## Set exercise
Copy down every line where the string "please" shows up.

(Data records)
--- START ---

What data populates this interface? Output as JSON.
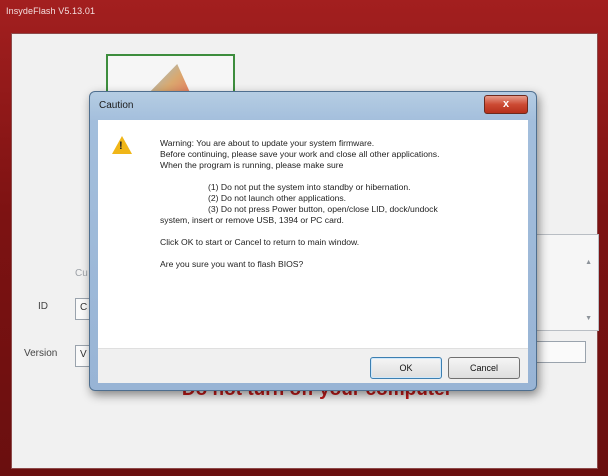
{
  "main": {
    "title": "InsydeFlash V5.13.01",
    "current_label_fragment": "Cu",
    "id_label": "ID",
    "id_value_fragment": "C",
    "version_label": "Version",
    "version_value_fragment": "V",
    "warning_text": "Do not turn off your computer"
  },
  "dialog": {
    "title": "Caution",
    "close_glyph": "x",
    "icon": "warning-icon",
    "lines": [
      "Warning: You are about to update your system firmware.",
      "Before continuing, please save your work and close all other applications.",
      "When the program is running, please make sure"
    ],
    "rules": [
      "(1) Do not put the system into standby or hibernation.",
      "(2) Do not launch other applications.",
      "(3) Do not press Power button, open/close LID, dock/undock"
    ],
    "rules_tail": "system, insert or remove USB, 1394 or PC card.",
    "instruction": "Click OK to start or Cancel to return to main window.",
    "question": "Are you sure you want to flash BIOS?",
    "ok_label": "OK",
    "cancel_label": "Cancel"
  }
}
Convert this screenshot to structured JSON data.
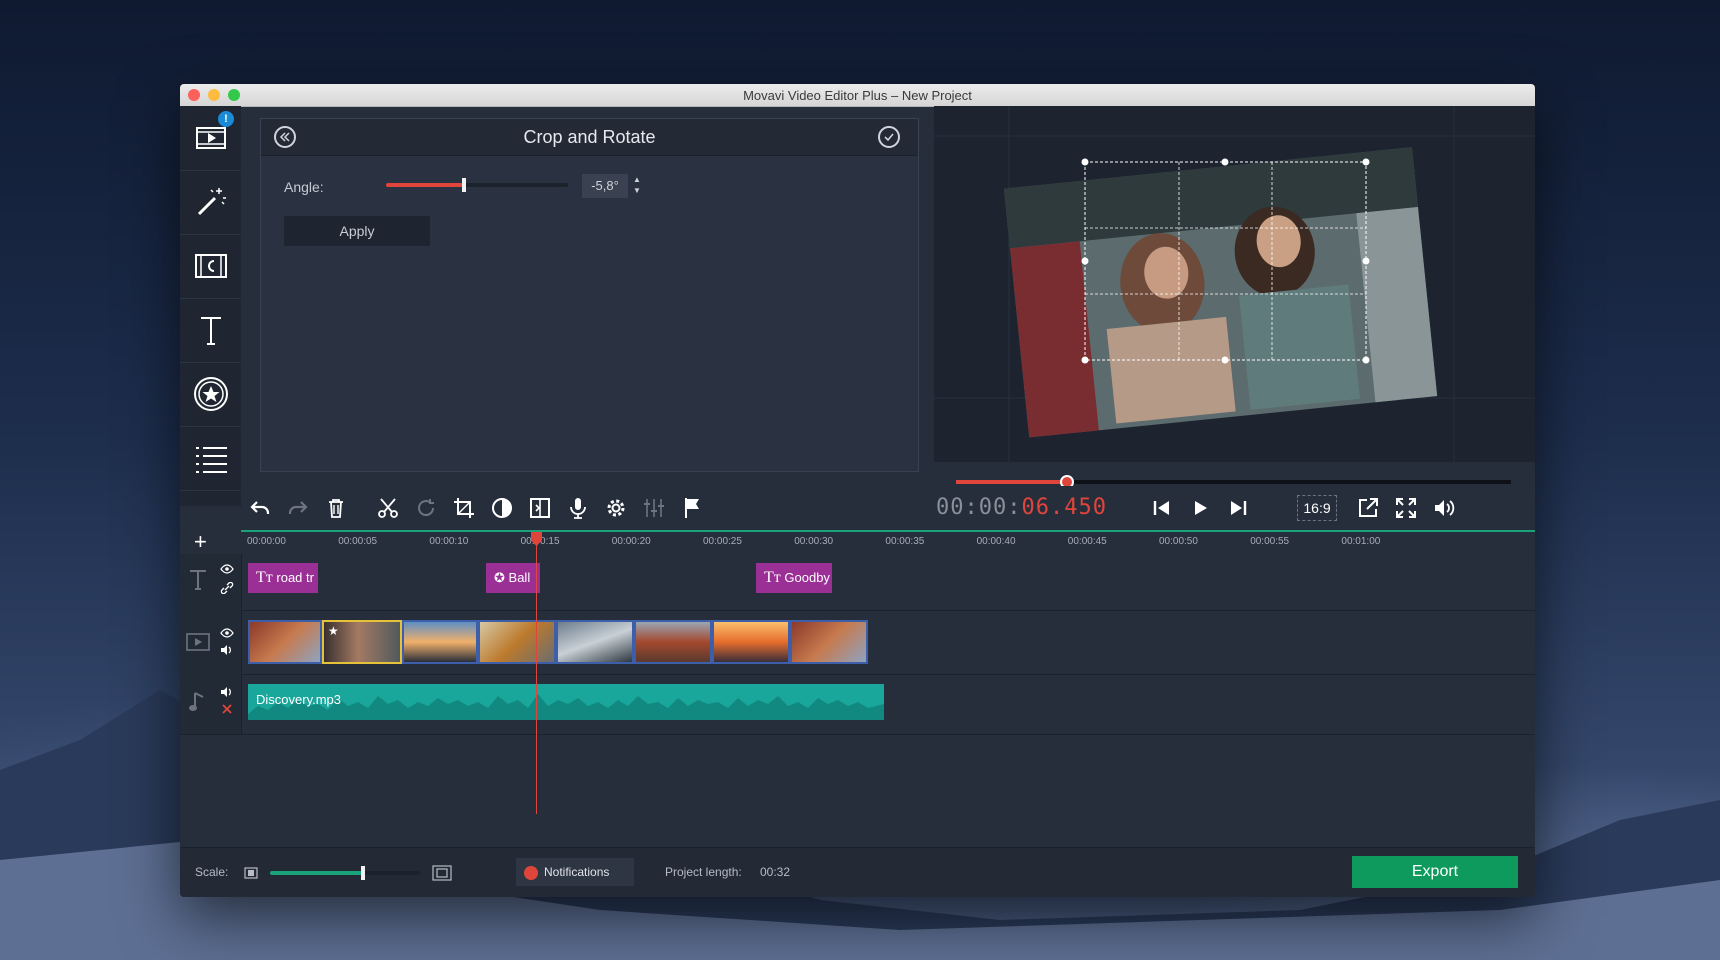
{
  "window": {
    "title": "Movavi Video Editor Plus – New Project"
  },
  "sidebar": {
    "items": [
      {
        "name": "import",
        "icon": "film-import-icon",
        "badge": "!"
      },
      {
        "name": "filters",
        "icon": "magic-wand-icon"
      },
      {
        "name": "transitions",
        "icon": "transition-film-icon"
      },
      {
        "name": "titles",
        "icon": "text-icon"
      },
      {
        "name": "stickers",
        "icon": "star-sticker-icon"
      },
      {
        "name": "more",
        "icon": "list-icon"
      }
    ]
  },
  "panel": {
    "title": "Crop and Rotate",
    "angle_label": "Angle:",
    "angle_value": "-5,8°",
    "angle_fraction": 0.43,
    "apply_label": "Apply"
  },
  "player": {
    "progress_fraction": 0.2,
    "timecode_dim": "00:00:",
    "timecode_red": "06.450",
    "aspect": "16:9"
  },
  "timeline": {
    "ticks": [
      "00:00:00",
      "00:00:05",
      "00:00:10",
      "00:00:15",
      "00:00:20",
      "00:00:25",
      "00:00:30",
      "00:00:35",
      "00:00:40",
      "00:00:45",
      "00:00:50",
      "00:00:55",
      "00:01:00"
    ],
    "titles": [
      {
        "text": "road tr",
        "icon": "text-icon"
      },
      {
        "text": "Ball",
        "icon": "sticker-icon"
      },
      {
        "text": "Goodby",
        "icon": "text-icon"
      }
    ],
    "audio": {
      "name": "Discovery.mp3"
    }
  },
  "bottom": {
    "scale_label": "Scale:",
    "scale_fraction": 0.62,
    "notifications_label": "Notifications",
    "project_length_label": "Project length:",
    "project_length_value": "00:32",
    "export_label": "Export"
  },
  "colors": {
    "accent_red": "#e0453b",
    "export_green": "#0f9a5d",
    "title_clip": "#9a2f95",
    "audio_teal": "#1aa79b"
  }
}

--- END ---

## Solved problem
      "Before continuing, please save your work and close all other applications.",
      "When the program is running, please make sure"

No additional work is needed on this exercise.